The records should be written out in full, with nothing altered.

[Given entries]
(begin)

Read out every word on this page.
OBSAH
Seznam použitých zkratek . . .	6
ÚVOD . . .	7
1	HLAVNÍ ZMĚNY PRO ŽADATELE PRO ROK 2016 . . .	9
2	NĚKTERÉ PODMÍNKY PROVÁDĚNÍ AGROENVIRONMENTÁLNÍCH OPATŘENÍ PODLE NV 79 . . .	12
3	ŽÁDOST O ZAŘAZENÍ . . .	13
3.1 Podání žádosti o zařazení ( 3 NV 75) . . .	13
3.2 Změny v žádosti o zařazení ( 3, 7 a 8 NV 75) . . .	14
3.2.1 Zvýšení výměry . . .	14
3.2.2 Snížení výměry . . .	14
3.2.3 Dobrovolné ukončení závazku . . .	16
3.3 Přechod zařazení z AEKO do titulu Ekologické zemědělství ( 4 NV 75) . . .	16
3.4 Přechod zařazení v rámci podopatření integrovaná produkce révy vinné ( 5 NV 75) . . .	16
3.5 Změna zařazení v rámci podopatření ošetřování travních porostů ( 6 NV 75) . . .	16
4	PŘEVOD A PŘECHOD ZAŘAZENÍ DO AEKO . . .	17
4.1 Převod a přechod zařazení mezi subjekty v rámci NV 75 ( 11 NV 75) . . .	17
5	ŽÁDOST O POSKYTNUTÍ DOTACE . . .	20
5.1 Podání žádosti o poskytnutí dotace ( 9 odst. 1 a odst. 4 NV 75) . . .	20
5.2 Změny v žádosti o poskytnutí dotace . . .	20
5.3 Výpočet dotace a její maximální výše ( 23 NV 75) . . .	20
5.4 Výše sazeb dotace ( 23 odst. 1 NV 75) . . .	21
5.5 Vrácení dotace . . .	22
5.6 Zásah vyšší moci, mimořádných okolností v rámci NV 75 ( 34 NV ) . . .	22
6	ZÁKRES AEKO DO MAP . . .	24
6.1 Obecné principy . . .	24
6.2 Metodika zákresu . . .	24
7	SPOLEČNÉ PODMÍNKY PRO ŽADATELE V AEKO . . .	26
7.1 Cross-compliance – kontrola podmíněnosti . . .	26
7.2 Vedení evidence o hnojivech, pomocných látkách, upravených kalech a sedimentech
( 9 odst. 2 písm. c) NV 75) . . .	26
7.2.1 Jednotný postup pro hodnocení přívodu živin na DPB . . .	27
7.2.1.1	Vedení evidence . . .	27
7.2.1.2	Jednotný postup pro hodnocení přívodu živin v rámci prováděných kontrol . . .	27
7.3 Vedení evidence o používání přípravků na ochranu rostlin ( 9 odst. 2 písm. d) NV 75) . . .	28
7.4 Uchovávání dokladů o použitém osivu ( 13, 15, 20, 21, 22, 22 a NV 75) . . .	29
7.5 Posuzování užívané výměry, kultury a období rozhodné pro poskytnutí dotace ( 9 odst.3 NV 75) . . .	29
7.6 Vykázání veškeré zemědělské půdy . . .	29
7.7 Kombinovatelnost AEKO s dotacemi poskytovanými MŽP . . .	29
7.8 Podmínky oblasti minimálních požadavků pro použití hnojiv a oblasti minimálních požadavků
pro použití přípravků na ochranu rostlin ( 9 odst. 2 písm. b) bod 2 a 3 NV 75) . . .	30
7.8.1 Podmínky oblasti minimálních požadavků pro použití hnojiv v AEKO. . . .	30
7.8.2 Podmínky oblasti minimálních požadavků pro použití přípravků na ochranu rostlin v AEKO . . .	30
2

(end)

[Solution to this exercise]
Read out every word on this page.
OBSAH
Seznam použitých zkratek . . .	6
ÚVOD . . .	7
1	HLAVNÍ ZMĚNY PRO ŽADATELE PRO ROK 2016 . . .	9
2	NĚKTERÉ PODMÍNKY PROVÁDĚNÍ AGROENVIRONMENTÁLNÍCH OPATŘENÍ PODLE NV 79 . . .	12
3	ŽÁDOST O ZAŘAZENÍ . . .	13
3.1 Podání žádosti o zařazení ( 3 NV 75) . . .	13
3.2 Změny v žádosti o zařazení ( 3, 7 a 8 NV 75) . . .	14
3.2.1 Zvýšení výměry . . .	14
3.2.2 Snížení výměry . . .	14
3.2.3 Dobrovolné ukončení závazku . . .	16
3.3 Přechod zařazení z AEKO do titulu Ekologické zemědělství ( 4 NV 75) . . .	16
3.4 Přechod zařazení v rámci podopatření integrovaná produkce révy vinné ( 5 NV 75) . . .	16
3.5 Změna zařazení v rámci podopatření ošetřování travních porostů ( 6 NV 75) . . .	16
4	PŘEVOD A PŘECHOD ZAŘAZENÍ DO AEKO . . .	17
4.1 Převod a přechod zařazení mezi subjekty v rámci NV 75 ( 11 NV 75) . . .	17
5	ŽÁDOST O POSKYTNUTÍ DOTACE . . .	20
5.1 Podání žádosti o poskytnutí dotace ( 9 odst. 1 a odst. 4 NV 75) . . .	20
5.2 Změny v žádosti o poskytnutí dotace . . .	20
5.3 Výpočet dotace a její maximální výše ( 23 NV 75) . . .	20
5.4 Výše sazeb dotace ( 23 odst. 1 NV 75) . . .	21
5.5 Vrácení dotace . . .	22
5.6 Zásah vyšší moci, mimořádných okolností v rámci NV 75 ( 34 NV ) . . .	22
6	ZÁKRES AEKO DO MAP . . .	24
6.1 Obecné principy . . .	24
6.2 Metodika zákresu . . .	24
7	SPOLEČNÉ PODMÍNKY PRO ŽADATELE V AEKO . . .	26
7.1 Cross-compliance – kontrola podmíněnosti . . .	26
7.2 Vedení evidence o hnojivech, pomocných látkách, upravených kalech a sedimentech
( 9 odst. 2 písm. c) NV 75) . . .	26
7.2.1 Jednotný postup pro hodnocení přívodu živin na DPB . . .	27
7.2.1.1	Vedení evidence . . .	27
7.2.1.2	Jednotný postup pro hodnocení přívodu živin v rámci prováděných kontrol . . .	27
7.3 Vedení evidence o používání přípravků na ochranu rostlin ( 9 odst. 2 písm. d) NV 75) . . .	28
7.4 Uchovávání dokladů o použitém osivu ( 13, 15, 20, 21, 22, 22 a NV 75) . . .	29
7.5 Posuzování užívané výměry, kultury a období rozhodné pro poskytnutí dotace ( 9 odst.3 NV 75) . . .	29
7.6 Vykázání veškeré zemědělské půdy . . .	29
7.7 Kombinovatelnost AEKO s dotacemi poskytovanými MŽP . . .	29
7.8 Podmínky oblasti minimálních požadavků pro použití hnojiv a oblasti minimálních požadavků
pro použití přípravků na ochranu rostlin ( 9 odst. 2 písm. b) bod 2 a 3 NV 75) . . .	30
7.8.1 Podmínky oblasti minimálních požadavků pro použití hnojiv v AEKO. . . .	30
7.8.2 Podmínky oblasti minimálních požadavků pro použití přípravků na ochranu rostlin v AEKO . . .	30
2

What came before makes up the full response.